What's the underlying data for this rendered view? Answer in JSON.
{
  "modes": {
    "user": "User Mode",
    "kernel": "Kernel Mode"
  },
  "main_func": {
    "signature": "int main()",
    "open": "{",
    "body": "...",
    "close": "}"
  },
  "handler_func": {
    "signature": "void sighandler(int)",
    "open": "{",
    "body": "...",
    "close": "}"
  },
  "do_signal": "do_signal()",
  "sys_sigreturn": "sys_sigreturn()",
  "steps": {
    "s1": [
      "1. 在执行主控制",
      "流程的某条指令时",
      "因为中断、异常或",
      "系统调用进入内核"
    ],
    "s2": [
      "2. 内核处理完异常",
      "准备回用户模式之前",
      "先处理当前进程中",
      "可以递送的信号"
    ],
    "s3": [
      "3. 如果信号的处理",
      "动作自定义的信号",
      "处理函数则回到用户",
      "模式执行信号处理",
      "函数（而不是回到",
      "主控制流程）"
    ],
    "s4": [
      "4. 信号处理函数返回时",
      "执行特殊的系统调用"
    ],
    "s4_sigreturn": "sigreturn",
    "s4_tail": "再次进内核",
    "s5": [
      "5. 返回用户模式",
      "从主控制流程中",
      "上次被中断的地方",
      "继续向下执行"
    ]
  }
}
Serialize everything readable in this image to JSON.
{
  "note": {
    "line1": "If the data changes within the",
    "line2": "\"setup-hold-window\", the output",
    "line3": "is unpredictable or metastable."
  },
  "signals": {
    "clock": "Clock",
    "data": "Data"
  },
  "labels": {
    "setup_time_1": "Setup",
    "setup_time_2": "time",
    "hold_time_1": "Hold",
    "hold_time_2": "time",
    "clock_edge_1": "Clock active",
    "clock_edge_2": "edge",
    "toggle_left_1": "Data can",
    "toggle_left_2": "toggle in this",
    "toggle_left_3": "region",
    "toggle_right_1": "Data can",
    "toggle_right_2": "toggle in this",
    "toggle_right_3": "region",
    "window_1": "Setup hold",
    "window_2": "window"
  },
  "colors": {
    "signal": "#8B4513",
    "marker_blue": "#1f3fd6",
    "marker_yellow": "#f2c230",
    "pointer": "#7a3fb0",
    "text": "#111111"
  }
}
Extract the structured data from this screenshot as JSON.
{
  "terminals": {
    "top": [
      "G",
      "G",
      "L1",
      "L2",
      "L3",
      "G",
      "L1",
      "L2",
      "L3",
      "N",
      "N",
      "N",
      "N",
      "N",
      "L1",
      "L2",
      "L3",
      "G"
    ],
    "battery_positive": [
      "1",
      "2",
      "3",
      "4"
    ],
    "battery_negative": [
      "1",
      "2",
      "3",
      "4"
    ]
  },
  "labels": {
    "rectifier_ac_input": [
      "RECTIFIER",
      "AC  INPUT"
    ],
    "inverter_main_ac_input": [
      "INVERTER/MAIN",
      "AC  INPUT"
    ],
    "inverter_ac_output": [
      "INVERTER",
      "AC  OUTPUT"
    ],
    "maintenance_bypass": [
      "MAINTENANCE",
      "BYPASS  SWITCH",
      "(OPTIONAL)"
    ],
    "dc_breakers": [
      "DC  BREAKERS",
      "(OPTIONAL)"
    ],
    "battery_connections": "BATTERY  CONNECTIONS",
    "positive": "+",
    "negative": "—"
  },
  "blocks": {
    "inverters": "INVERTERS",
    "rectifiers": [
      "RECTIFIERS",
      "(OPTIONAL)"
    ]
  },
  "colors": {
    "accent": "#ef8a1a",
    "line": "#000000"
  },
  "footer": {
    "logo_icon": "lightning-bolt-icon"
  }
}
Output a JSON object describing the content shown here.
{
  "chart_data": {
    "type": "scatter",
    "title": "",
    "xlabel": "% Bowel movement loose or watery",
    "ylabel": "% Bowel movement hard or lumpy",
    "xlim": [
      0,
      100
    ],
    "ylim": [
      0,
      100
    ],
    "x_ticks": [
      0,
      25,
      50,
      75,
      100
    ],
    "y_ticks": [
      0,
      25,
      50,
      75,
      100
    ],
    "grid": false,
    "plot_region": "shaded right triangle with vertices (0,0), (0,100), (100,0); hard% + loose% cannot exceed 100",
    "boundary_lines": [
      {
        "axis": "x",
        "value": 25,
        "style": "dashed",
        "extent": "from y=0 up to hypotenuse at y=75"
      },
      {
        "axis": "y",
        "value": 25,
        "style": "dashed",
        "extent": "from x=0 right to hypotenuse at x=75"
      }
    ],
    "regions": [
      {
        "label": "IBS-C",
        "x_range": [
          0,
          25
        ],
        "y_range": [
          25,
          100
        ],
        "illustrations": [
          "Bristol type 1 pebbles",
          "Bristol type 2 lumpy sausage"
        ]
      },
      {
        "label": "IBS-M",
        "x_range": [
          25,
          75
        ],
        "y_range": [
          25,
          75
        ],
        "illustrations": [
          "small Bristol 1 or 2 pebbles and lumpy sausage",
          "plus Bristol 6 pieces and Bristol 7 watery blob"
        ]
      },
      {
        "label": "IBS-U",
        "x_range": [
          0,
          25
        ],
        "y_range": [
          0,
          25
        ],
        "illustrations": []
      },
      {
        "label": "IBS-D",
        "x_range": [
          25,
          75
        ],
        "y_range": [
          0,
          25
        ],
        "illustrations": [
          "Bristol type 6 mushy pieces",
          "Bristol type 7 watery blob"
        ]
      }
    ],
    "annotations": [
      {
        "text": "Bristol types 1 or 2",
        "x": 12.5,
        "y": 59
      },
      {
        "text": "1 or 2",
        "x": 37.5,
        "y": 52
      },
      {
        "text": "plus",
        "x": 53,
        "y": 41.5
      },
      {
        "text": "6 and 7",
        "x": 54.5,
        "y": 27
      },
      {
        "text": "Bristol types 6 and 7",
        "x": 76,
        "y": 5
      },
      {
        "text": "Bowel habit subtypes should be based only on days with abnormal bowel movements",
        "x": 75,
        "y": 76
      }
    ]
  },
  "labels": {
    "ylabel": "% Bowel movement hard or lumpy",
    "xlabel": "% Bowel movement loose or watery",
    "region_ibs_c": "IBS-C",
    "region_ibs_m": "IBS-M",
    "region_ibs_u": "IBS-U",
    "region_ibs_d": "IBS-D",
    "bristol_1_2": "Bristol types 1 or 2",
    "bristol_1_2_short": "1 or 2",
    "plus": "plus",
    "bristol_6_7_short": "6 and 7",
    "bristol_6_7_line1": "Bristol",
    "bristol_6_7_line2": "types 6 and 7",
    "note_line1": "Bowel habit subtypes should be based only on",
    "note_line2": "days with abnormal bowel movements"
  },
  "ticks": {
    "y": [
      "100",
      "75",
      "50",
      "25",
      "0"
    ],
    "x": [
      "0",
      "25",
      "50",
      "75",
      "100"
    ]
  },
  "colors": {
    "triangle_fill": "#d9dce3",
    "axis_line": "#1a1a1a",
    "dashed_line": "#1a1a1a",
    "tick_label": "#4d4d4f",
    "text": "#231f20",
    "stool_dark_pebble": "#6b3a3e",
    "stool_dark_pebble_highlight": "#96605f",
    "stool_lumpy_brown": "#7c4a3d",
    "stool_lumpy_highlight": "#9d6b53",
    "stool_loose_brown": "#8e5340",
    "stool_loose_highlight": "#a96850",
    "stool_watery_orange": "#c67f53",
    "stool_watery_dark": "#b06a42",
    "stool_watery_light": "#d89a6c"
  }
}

********

§ Stated problem:
Read the entries and pick out all lines that include the word "only".

§ Exercise output:
        "text": "Bowel habit subtypes should be based only on days with abnormal bowel movements",
    "note_line1": "Bowel habit subtypes should be based only on",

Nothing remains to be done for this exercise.